• INSTRUCTION: Pull out every line below containing the word "placeholder".

┌──

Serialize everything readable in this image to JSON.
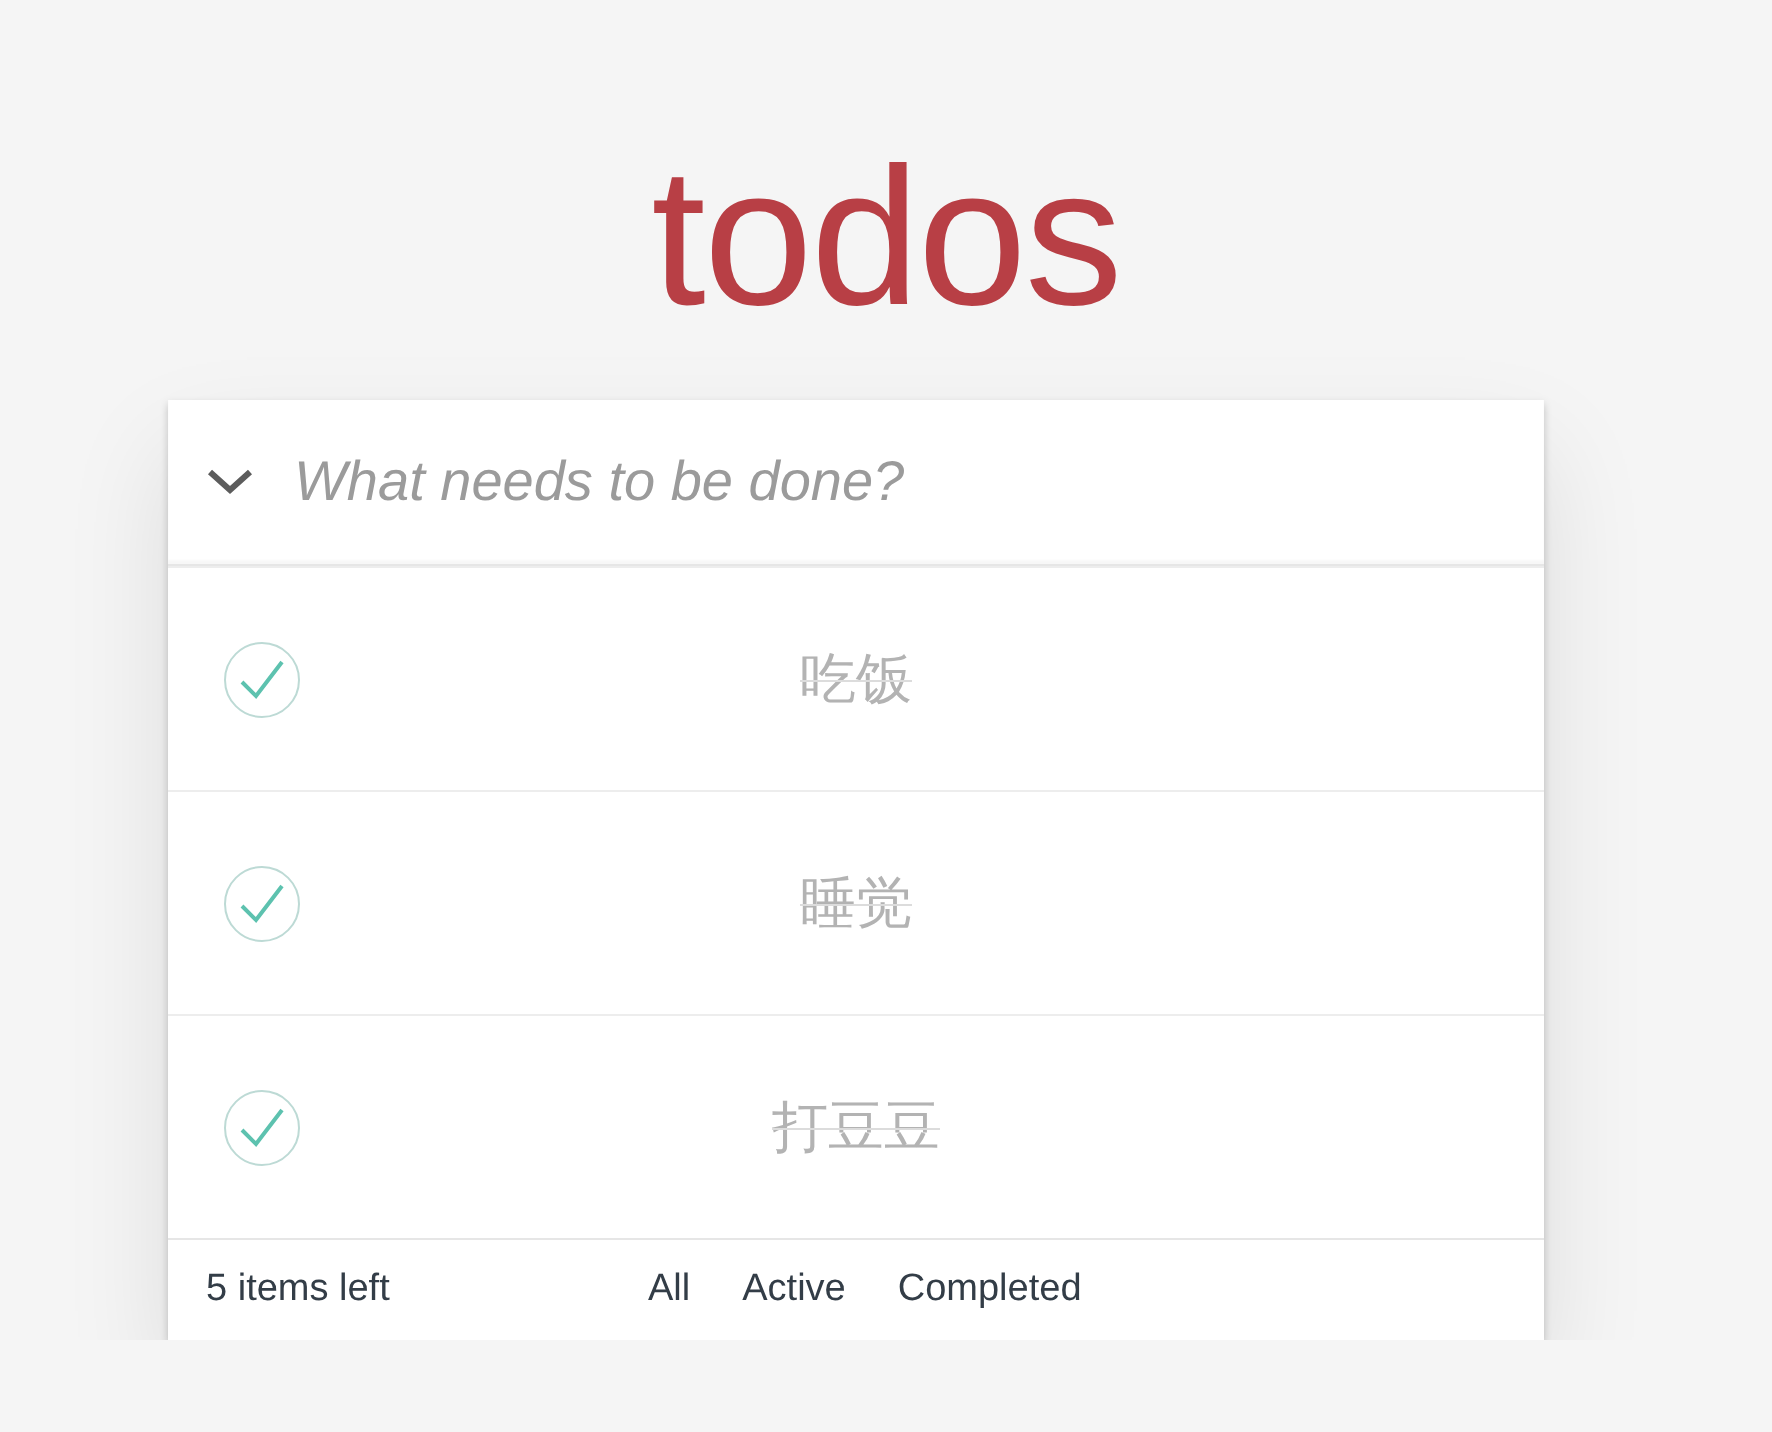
{
  "title": "todos",
  "new_todo": {
    "placeholder": "What needs to be done?"
  },
  "todos": [
    {
      "text": "吃饭",
      "completed": true
    },
    {
      "text": "睡觉",
      "completed": true
    },
    {
      "text": "打豆豆",
      "completed": true
    }
  ],
  "footer": {
    "count": "5 items left",
    "filters": [
      "All",
      "Active",
      "Completed"
    ]
  }
}
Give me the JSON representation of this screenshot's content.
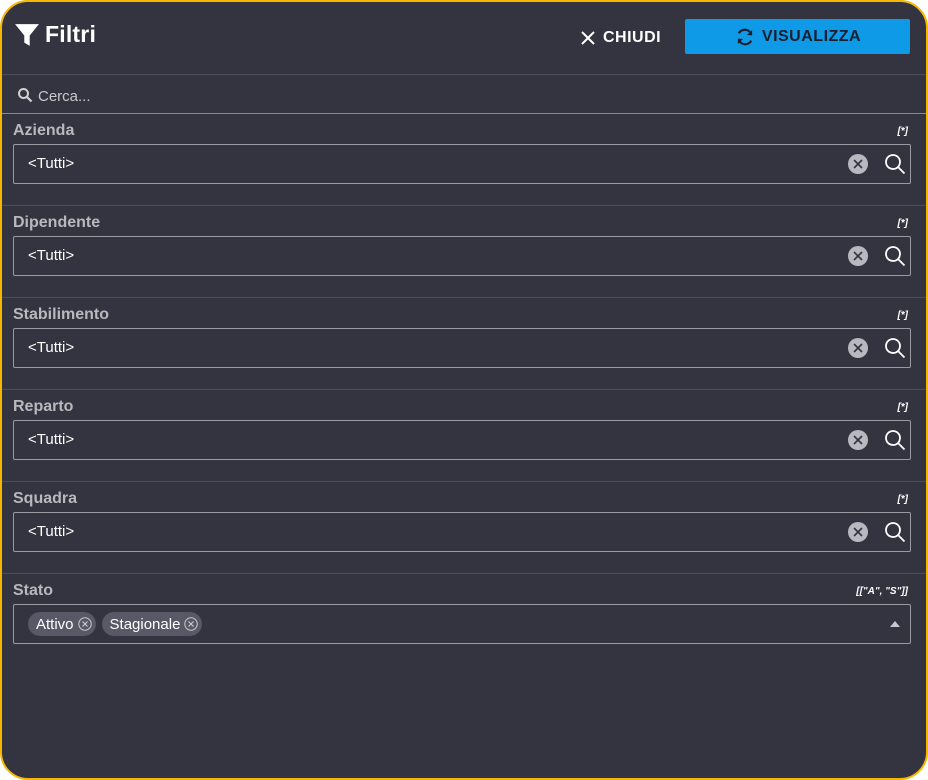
{
  "header": {
    "title": "Filtri",
    "close_label": "CHIUDI",
    "view_label": "VISUALIZZA",
    "icons": {
      "filter": "filter-icon",
      "close": "close-icon",
      "refresh": "refresh-icon"
    }
  },
  "search": {
    "placeholder": "Cerca...",
    "value": ""
  },
  "filters": [
    {
      "label": "Azienda",
      "code": "[*]",
      "value": "<Tutti>"
    },
    {
      "label": "Dipendente",
      "code": "[*]",
      "value": "<Tutti>"
    },
    {
      "label": "Stabilimento",
      "code": "[*]",
      "value": "<Tutti>"
    },
    {
      "label": "Reparto",
      "code": "[*]",
      "value": "<Tutti>"
    },
    {
      "label": "Squadra",
      "code": "[*]",
      "value": "<Tutti>"
    }
  ],
  "stato": {
    "label": "Stato",
    "code": "[[\"A\", \"S\"]]",
    "chips": [
      {
        "label": "Attivo"
      },
      {
        "label": "Stagionale"
      }
    ]
  },
  "colors": {
    "accent": "#0f9ae8",
    "frame_border": "#f5b800",
    "background": "#343440"
  }
}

└──

• CORRECT RESULT:
    "placeholder": "What needs to be done?"
    "placeholder": "Cerca...",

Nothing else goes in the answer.